What is asked: Check every line below for the word "plain" and copy each one that has it.

>> BEGIN Data for processing

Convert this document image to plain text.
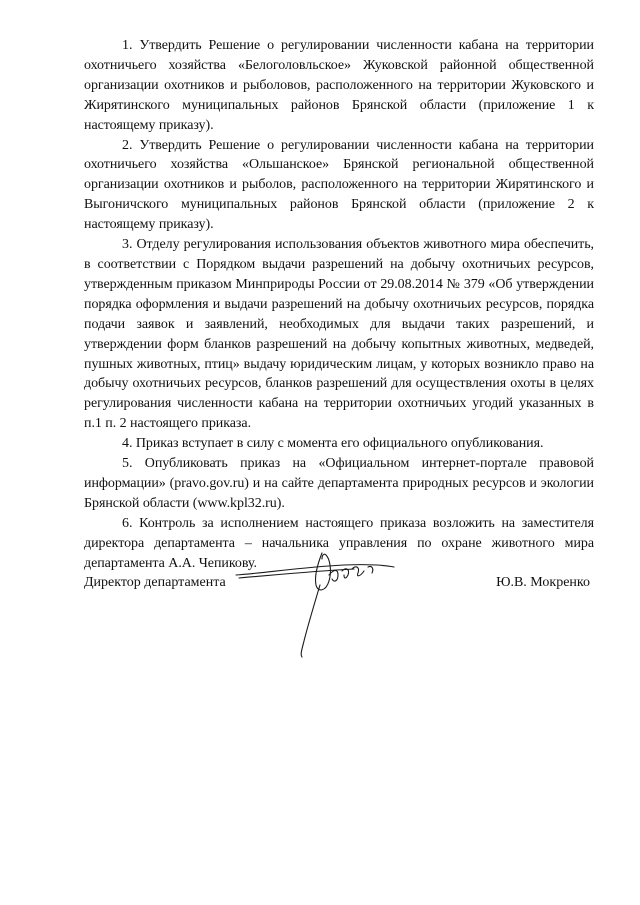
1. Утвердить Решение о регулировании численности кабана на территории охотничьего хозяйства «Белоголовльское» Жуковской районной общественной организации охотников и рыболовов, расположенного на территории Жуковского и Жирятинского муниципальных районов Брянской области (приложение 1 к настоящему приказу).

2. Утвердить Решение о регулировании численности кабана на территории охотничьего хозяйства «Ольшанское» Брянской региональной общественной организации охотников и рыболов, расположенного на территории Жирятинского и Выгоничского муниципальных районов Брянской области (приложение 2 к настоящему приказу).

3. Отделу регулирования использования объектов животного мира обеспечить, в соответствии с Порядком выдачи разрешений на добычу охотничьих ресурсов, утвержденным приказом Минприроды России от 29.08.2014 № 379 «Об утверждении порядка оформления и выдачи разрешений на добычу охотничьих ресурсов, порядка подачи заявок и заявлений, необходимых для выдачи таких разрешений, и утверждении форм бланков разрешений на добычу копытных животных, медведей, пушных животных, птиц» выдачу юридическим лицам, у которых возникло право на добычу охотничьих ресурсов, бланков разрешений для осуществления охоты в целях регулирования численности кабана на территории охотничьих угодий указанных в п.1 п. 2 настоящего приказа.

4. Приказ вступает в силу с момента его официального опубликования.

5. Опубликовать приказ на «Официальном интернет-портале правовой информации» (pravo.gov.ru) и на сайте департамента природных ресурсов и экологии Брянской области (www.kpl32.ru).

6. Контроль за исполнением настоящего приказа возложить на заместителя директора департамента – начальника управления по охране животного мира департамента А.А. Чепикову.

Директор департамента	Ю.В. Мокренко
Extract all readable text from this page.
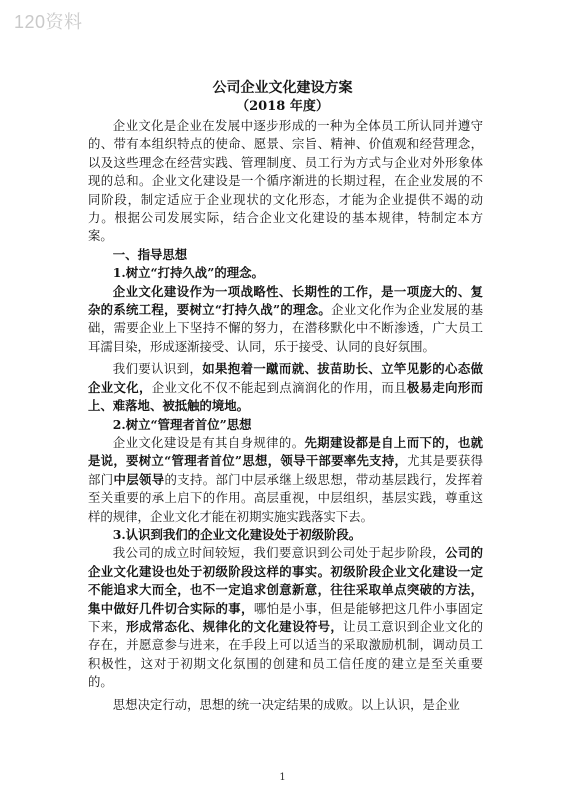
120资料
公司企业文化建设方案
（2018 年度）

企业文化是企业在发展中逐步形成的一种为全体员工所认同并遵守的、带有本组织特点的使命、愿景、宗旨、精神、价值观和经营理念，以及这些理念在经营实践、管理制度、员工行为方式与企业对外形象体现的总和。企业文化建设是一个循序渐进的长期过程，在企业发展的不同阶段，制定适应于企业现状的文化形态，才能为企业提供不竭的动力。根据公司发展实际，结合企业文化建设的基本规律，特制定本方案。

一、指导思想

1.树立“打持久战”的理念。

企业文化建设作为一项战略性、长期性的工作，是一项庞大的、复杂的系统工程，要树立“打持久战”的理念。企业文化作为企业发展的基础，需要企业上下坚持不懈的努力，在潜移默化中不断渗透，广大员工耳濡目染，形成逐渐接受、认同，乐于接受、认同的良好氛围。

我们要认识到，如果抱着一蹴而就、拔苗助长、立竿见影的心态做企业文化，企业文化不仅不能起到点滴润化的作用，而且极易走向形而上、难落地、被抵触的境地。

2.树立“管理者首位”思想

企业文化建设是有其自身规律的。先期建设都是自上而下的，也就是说，要树立“管理者首位”思想，领导干部要率先支持，尤其是要获得部门中层领导的支持。部门中层承继上级思想，带动基层践行，发挥着至关重要的承上启下的作用。高层重视，中层组织，基层实践，尊重这样的规律，企业文化才能在初期实施实践落实下去。

3.认识到我们的企业文化建设处于初级阶段。

我公司的成立时间较短，我们要意识到公司处于起步阶段，公司的企业文化建设也处于初级阶段这样的事实。初级阶段企业文化建设一定不能追求大而全，也不一定追求创意新意，往往采取单点突破的方法，集中做好几件切合实际的事，哪怕是小事，但是能够把这几件小事固定下来，形成常态化、规律化的文化建设符号，让员工意识到企业文化的存在，并愿意参与进来，在手段上可以适当的采取激励机制，调动员工积极性，这对于初期文化氛围的创建和员工信任度的建立是至关重要的。

思想决定行动，思想的统一决定结果的成败。以上认识，是企业

1
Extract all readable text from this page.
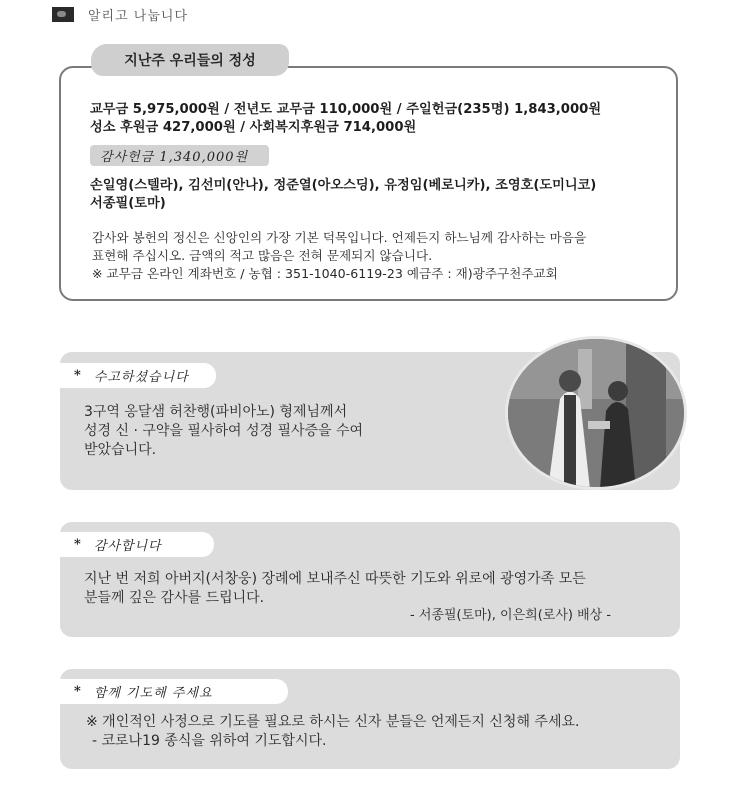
알리고 나눕니다
지난주 우리들의 정성
교무금 5,975,000원 / 전년도 교무금 110,000원 / 주일헌금(235명) 1,843,000원
성소 후원금 427,000원 / 사회복지후원금 714,000원
감사헌금 1,340,000원
손일영(스텔라), 김선미(안나), 정준열(아오스딩), 유정임(베로니카), 조영호(도미니코)
서종필(토마)
감사와 봉헌의 정신은 신앙인의 가장 기본 덕목입니다. 언제든지 하느님께 감사하는 마음을
표현해 주십시오. 금액의 적고 많음은 전혀 문제되지 않습니다.
※ 교무금 온라인 계좌번호 / 농협 : 351-1040-6119-23 예금주 : 재)광주구천주교회
* 수고하셨습니다
3구역 옹달샘 허찬행(파비아노) 형제님께서
성경 신 · 구약을 필사하여 성경 필사증을 수여
받았습니다.
* 감사합니다
지난 번 저희 아버지(서창웅) 장례에 보내주신 따뜻한 기도와 위로에 광영가족 모든
분들께 깊은 감사를 드립니다.
- 서종필(토마), 이은희(로사) 배상 -
* 함께 기도해 주세요
※ 개인적인 사정으로 기도를 필요로 하시는 신자 분들은 언제든지 신청해 주세요.
- 코로나19 종식을 위하여 기도합시다.
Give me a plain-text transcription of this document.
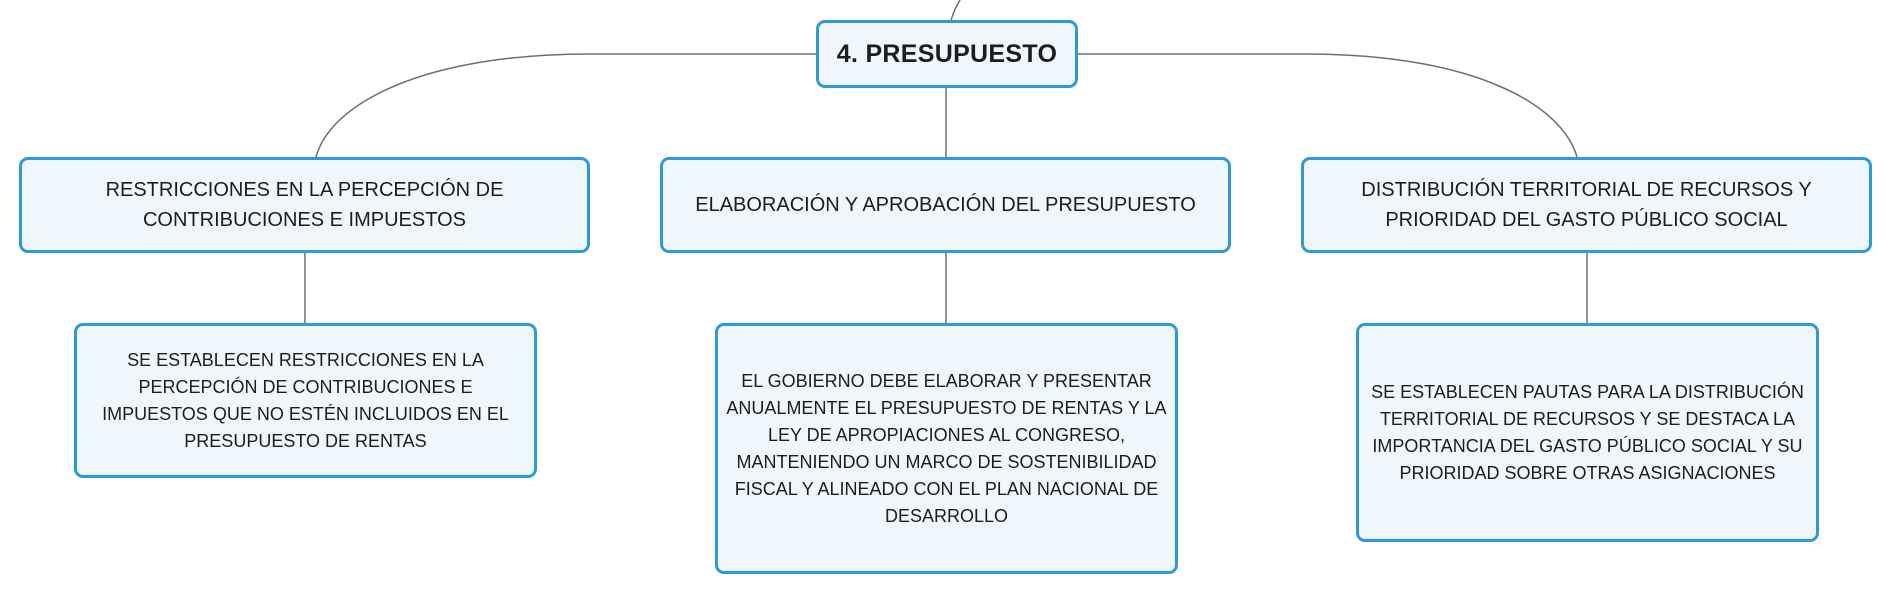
4. PRESUPUESTO
RESTRICCIONES EN LA PERCEPCIÓN DE CONTRIBUCIONES E IMPUESTOS
ELABORACIÓN Y APROBACIÓN DEL PRESUPUESTO
DISTRIBUCIÓN TERRITORIAL DE RECURSOS Y PRIORIDAD DEL GASTO PÚBLICO SOCIAL
SE ESTABLECEN RESTRICCIONES EN LA PERCEPCIÓN DE CONTRIBUCIONES E IMPUESTOS QUE NO ESTÉN INCLUIDOS EN EL PRESUPUESTO DE RENTAS
EL GOBIERNO DEBE ELABORAR Y PRESENTAR ANUALMENTE EL PRESUPUESTO DE RENTAS Y LA LEY DE APROPIACIONES AL CONGRESO, MANTENIENDO UN MARCO DE SOSTENIBILIDAD FISCAL Y ALINEADO CON EL PLAN NACIONAL DE DESARROLLO
SE ESTABLECEN PAUTAS PARA LA DISTRIBUCIÓN TERRITORIAL DE RECURSOS Y SE DESTACA LA IMPORTANCIA DEL GASTO PÚBLICO SOCIAL Y SU PRIORIDAD SOBRE OTRAS ASIGNACIONES
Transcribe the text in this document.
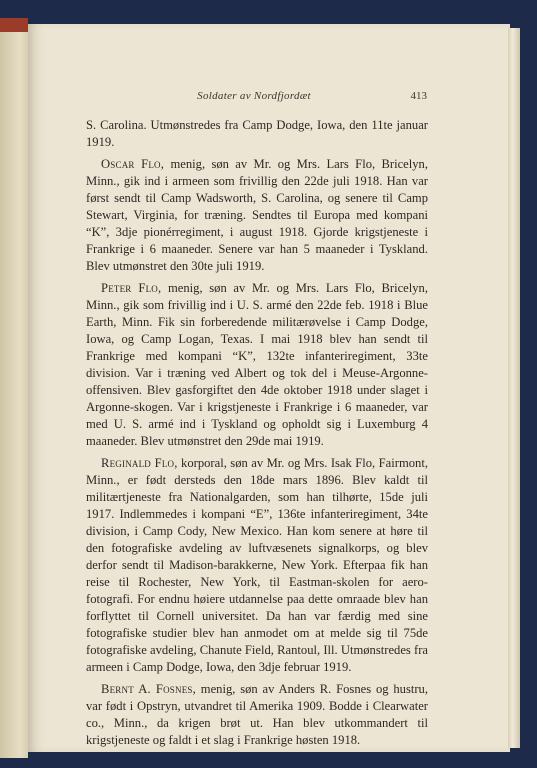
Soldater av Nordfjordæt	413

S. Carolina. Utmønstredes fra Camp Dodge, Iowa, den 11te januar 1919.

Oscar Flo, menig, søn av Mr. og Mrs. Lars Flo, Bricelyn, Minn., gik ind i armeen som frivillig den 22de juli 1918. Han var først sendt til Camp Wadsworth, S. Carolina, og senere til Camp Stewart, Virginia, for træning. Sendtes til Europa med kompani “K”, 3dje pionérregiment, i august 1918. Gjorde krigstjeneste i Frankrige i 6 maaneder. Senere var han 5 maaneder i Tyskland. Blev utmønstret den 30te juli 1919.

Peter Flo, menig, søn av Mr. og Mrs. Lars Flo, Bricelyn, Minn., gik som frivillig ind i U. S. armé den 22de feb. 1918 i Blue Earth, Minn. Fik sin forberedende militærøvelse i Camp Dodge, Iowa, og Camp Logan, Texas. I mai 1918 blev han sendt til Frankrige med kompani “K”, 132te infanteriregiment, 33te division. Var i træning ved Albert og tok del i Meuse-Argonne-offensiven. Blev gasforgiftet den 4de oktober 1918 under slaget i Argonne-skogen. Var i krigstjeneste i Frankrige i 6 maaneder, var med U. S. armé ind i Tyskland og opholdt sig i Luxemburg 4 maaneder. Blev utmønstret den 29de mai 1919.

Reginald Flo, korporal, søn av Mr. og Mrs. Isak Flo, Fairmont, Minn., er født dersteds den 18de mars 1896. Blev kaldt til militærtjeneste fra Nationalgarden, som han tilhørte, 15de juli 1917. Indlemmedes i kompani “E”, 136te infanteriregiment, 34te division, i Camp Cody, New Mexico. Han kom senere at høre til den fotografiske avdeling av luftvæsenets signalkorps, og blev derfor sendt til Madison-barakkerne, New York. Efterpaa fik han reise til Rochester, New York, til Eastman-skolen for aero-fotografi. For endnu høiere utdannelse paa dette omraade blev han forflyttet til Cornell universitet. Da han var færdig med sine fotografiske studier blev han anmodet om at melde sig til 75de fotografiske avdeling, Chanute Field, Rantoul, Ill. Utmønstredes fra armeen i Camp Dodge, Iowa, den 3dje februar 1919.

Bernt A. Fosnes, menig, søn av Anders R. Fosnes og hustru, var født i Opstryn, utvandret til Amerika 1909. Bodde i Clearwater co., Minn., da krigen brøt ut. Han blev utkommandert til krigstjeneste og faldt i et slag i Frankrige høsten 1918.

>> END Data for processing

Problem solution:
Convert this document image to plain text.
Give me a plain-text transcription of this document.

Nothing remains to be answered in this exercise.